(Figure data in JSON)
☆ ☆ ☆ ☆

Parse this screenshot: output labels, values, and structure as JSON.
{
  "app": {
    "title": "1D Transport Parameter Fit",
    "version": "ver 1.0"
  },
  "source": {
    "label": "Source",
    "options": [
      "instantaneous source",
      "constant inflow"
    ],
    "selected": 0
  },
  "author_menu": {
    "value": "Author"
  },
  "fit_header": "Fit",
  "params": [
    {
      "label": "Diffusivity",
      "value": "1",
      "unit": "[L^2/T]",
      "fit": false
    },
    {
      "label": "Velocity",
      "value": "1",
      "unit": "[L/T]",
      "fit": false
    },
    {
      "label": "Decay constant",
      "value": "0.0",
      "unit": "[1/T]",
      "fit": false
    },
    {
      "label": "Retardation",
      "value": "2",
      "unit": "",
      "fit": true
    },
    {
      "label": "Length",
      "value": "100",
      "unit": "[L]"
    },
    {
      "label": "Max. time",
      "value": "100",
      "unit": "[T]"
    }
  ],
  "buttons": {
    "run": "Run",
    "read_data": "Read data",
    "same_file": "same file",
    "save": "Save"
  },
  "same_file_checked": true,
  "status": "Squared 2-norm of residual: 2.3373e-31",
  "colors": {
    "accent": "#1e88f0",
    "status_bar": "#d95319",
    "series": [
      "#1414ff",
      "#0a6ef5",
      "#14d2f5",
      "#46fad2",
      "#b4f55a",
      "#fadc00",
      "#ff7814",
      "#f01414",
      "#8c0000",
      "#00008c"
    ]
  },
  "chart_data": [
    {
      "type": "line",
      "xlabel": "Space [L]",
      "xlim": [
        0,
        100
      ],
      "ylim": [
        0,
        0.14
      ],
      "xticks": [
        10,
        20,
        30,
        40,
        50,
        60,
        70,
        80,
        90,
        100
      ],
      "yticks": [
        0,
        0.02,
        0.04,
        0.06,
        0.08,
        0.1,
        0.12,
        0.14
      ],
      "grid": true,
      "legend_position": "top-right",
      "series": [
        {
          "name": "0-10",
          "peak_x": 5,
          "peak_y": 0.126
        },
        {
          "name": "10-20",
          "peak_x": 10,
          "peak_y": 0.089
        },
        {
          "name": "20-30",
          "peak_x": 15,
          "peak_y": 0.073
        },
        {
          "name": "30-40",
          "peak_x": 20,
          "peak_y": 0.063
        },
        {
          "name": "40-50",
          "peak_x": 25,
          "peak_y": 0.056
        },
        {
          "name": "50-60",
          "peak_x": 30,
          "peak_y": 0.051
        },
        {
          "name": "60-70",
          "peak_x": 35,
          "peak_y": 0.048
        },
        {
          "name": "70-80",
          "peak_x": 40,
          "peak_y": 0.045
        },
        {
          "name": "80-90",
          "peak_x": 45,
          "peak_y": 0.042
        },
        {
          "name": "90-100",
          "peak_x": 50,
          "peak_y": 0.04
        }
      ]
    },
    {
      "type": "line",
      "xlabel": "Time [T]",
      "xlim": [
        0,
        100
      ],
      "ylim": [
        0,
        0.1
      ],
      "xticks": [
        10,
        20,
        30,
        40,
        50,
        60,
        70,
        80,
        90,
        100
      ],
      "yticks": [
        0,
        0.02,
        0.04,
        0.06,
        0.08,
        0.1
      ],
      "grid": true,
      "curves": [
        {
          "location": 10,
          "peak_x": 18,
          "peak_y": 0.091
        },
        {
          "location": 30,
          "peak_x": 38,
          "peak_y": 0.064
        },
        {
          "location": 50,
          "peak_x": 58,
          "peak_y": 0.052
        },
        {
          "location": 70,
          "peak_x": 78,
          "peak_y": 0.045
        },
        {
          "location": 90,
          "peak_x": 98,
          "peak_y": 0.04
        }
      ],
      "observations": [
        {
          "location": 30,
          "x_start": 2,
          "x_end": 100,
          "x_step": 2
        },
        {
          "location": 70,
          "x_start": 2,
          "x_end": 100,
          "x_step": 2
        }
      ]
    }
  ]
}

☆ ☆ ☆ ☆

▶ [What is needed]
Repeat every line of the records above exactly.

▶ [Task response]
Parse this screenshot: output labels, values, and structure as JSON.
{
  "app": {
    "title": "1D Transport Parameter Fit",
    "version": "ver 1.0"
  },
  "source": {
    "label": "Source",
    "options": [
      "instantaneous source",
      "constant inflow"
    ],
    "selected": 0
  },
  "author_menu": {
    "value": "Author"
  },
  "fit_header": "Fit",
  "params": [
    {
      "label": "Diffusivity",
      "value": "1",
      "unit": "[L^2/T]",
      "fit": false
    },
    {
      "label": "Velocity",
      "value": "1",
      "unit": "[L/T]",
      "fit": false
    },
    {
      "label": "Decay constant",
      "value": "0.0",
      "unit": "[1/T]",
      "fit": false
    },
    {
      "label": "Retardation",
      "value": "2",
      "unit": "",
      "fit": true
    },
    {
      "label": "Length",
      "value": "100",
      "unit": "[L]"
    },
    {
      "label": "Max. time",
      "value": "100",
      "unit": "[T]"
    }
  ],
  "buttons": {
    "run": "Run",
    "read_data": "Read data",
    "same_file": "same file",
    "save": "Save"
  },
  "same_file_checked": true,
  "status": "Squared 2-norm of residual: 2.3373e-31",
  "colors": {
    "accent": "#1e88f0",
    "status_bar": "#d95319",
    "series": [
      "#1414ff",
      "#0a6ef5",
      "#14d2f5",
      "#46fad2",
      "#b4f55a",
      "#fadc00",
      "#ff7814",
      "#f01414",
      "#8c0000",
      "#00008c"
    ]
  },
  "chart_data": [
    {
      "type": "line",
      "xlabel": "Space [L]",
      "xlim": [
        0,
        100
      ],
      "ylim": [
        0,
        0.14
      ],
      "xticks": [
        10,
        20,
        30,
        40,
        50,
        60,
        70,
        80,
        90,
        100
      ],
      "yticks": [
        0,
        0.02,
        0.04,
        0.06,
        0.08,
        0.1,
        0.12,
        0.14
      ],
      "grid": true,
      "legend_position": "top-right",
      "series": [
        {
          "name": "0-10",
          "peak_x": 5,
          "peak_y": 0.126
        },
        {
          "name": "10-20",
          "peak_x": 10,
          "peak_y": 0.089
        },
        {
          "name": "20-30",
          "peak_x": 15,
          "peak_y": 0.073
        },
        {
          "name": "30-40",
          "peak_x": 20,
          "peak_y": 0.063
        },
        {
          "name": "40-50",
          "peak_x": 25,
          "peak_y": 0.056
        },
        {
          "name": "50-60",
          "peak_x": 30,
          "peak_y": 0.051
        },
        {
          "name": "60-70",
          "peak_x": 35,
          "peak_y": 0.048
        },
        {
          "name": "70-80",
          "peak_x": 40,
          "peak_y": 0.045
        },
        {
          "name": "80-90",
          "peak_x": 45,
          "peak_y": 0.042
        },
        {
          "name": "90-100",
          "peak_x": 50,
          "peak_y": 0.04
        }
      ]
    },
    {
      "type": "line",
      "xlabel": "Time [T]",
      "xlim": [
        0,
        100
      ],
      "ylim": [
        0,
        0.1
      ],
      "xticks": [
        10,
        20,
        30,
        40,
        50,
        60,
        70,
        80,
        90,
        100
      ],
      "yticks": [
        0,
        0.02,
        0.04,
        0.06,
        0.08,
        0.1
      ],
      "grid": true,
      "curves": [
        {
          "location": 10,
          "peak_x": 18,
          "peak_y": 0.091
        },
        {
          "location": 30,
          "peak_x": 38,
          "peak_y": 0.064
        },
        {
          "location": 50,
          "peak_x": 58,
          "peak_y": 0.052
        },
        {
          "location": 70,
          "peak_x": 78,
          "peak_y": 0.045
        },
        {
          "location": 90,
          "peak_x": 98,
          "peak_y": 0.04
        }
      ],
      "observations": [
        {
          "location": 30,
          "x_start": 2,
          "x_end": 100,
          "x_step": 2
        },
        {
          "location": 70,
          "x_start": 2,
          "x_end": 100,
          "x_step": 2
        }
      ]
    }
  ]
}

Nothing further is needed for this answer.